## Stored data

>> Start

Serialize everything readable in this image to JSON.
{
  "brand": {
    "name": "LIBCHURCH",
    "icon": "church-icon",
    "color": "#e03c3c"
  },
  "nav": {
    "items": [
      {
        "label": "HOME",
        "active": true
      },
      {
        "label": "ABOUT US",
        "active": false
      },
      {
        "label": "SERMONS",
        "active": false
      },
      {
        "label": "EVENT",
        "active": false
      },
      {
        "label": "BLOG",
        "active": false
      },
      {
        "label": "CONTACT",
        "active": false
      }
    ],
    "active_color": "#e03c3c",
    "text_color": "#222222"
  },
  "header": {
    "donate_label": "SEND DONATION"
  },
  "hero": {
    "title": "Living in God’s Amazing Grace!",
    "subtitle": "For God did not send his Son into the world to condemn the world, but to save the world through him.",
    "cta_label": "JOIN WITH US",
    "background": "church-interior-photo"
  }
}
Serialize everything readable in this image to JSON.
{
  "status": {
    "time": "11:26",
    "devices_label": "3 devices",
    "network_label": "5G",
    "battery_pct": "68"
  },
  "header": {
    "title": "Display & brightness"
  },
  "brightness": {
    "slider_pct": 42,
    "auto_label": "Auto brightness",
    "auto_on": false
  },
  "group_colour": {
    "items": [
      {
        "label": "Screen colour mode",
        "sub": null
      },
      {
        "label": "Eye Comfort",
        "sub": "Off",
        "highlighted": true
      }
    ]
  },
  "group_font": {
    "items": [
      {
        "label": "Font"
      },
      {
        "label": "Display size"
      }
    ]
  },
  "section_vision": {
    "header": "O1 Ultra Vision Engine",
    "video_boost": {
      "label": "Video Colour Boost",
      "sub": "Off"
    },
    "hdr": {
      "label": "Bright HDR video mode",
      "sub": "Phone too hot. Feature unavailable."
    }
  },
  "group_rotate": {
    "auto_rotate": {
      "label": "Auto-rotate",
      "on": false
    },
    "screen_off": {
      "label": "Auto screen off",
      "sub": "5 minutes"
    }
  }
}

>> End

## TASK DIRECTIONS
From the records above, extract each line exactly as shown.

## EXERCISE RESULT
Serialize everything readable in this image to JSON.
{
  "brand": {
    "name": "LIBCHURCH",
    "icon": "church-icon",
    "color": "#e03c3c"
  },
  "nav": {
    "items": [
      {
        "label": "HOME",
        "active": true
      },
      {
        "label": "ABOUT US",
        "active": false
      },
      {
        "label": "SERMONS",
        "active": false
      },
      {
        "label": "EVENT",
        "active": false
      },
      {
        "label": "BLOG",
        "active": false
      },
      {
        "label": "CONTACT",
        "active": false
      }
    ],
    "active_color": "#e03c3c",
    "text_color": "#222222"
  },
  "header": {
    "donate_label": "SEND DONATION"
  },
  "hero": {
    "title": "Living in God’s Amazing Grace!",
    "subtitle": "For God did not send his Son into the world to condemn the world, but to save the world through him.",
    "cta_label": "JOIN WITH US",
    "background": "church-interior-photo"
  }
}
Serialize everything readable in this image to JSON.
{
  "status": {
    "time": "11:26",
    "devices_label": "3 devices",
    "network_label": "5G",
    "battery_pct": "68"
  },
  "header": {
    "title": "Display & brightness"
  },
  "brightness": {
    "slider_pct": 42,
    "auto_label": "Auto brightness",
    "auto_on": false
  },
  "group_colour": {
    "items": [
      {
        "label": "Screen colour mode",
        "sub": null
      },
      {
        "label": "Eye Comfort",
        "sub": "Off",
        "highlighted": true
      }
    ]
  },
  "group_font": {
    "items": [
      {
        "label": "Font"
      },
      {
        "label": "Display size"
      }
    ]
  },
  "section_vision": {
    "header": "O1 Ultra Vision Engine",
    "video_boost": {
      "label": "Video Colour Boost",
      "sub": "Off"
    },
    "hdr": {
      "label": "Bright HDR video mode",
      "sub": "Phone too hot. Feature unavailable."
    }
  },
  "group_rotate": {
    "auto_rotate": {
      "label": "Auto-rotate",
      "on": false
    },
    "screen_off": {
      "label": "Auto screen off",
      "sub": "5 minutes"
    }
  }
}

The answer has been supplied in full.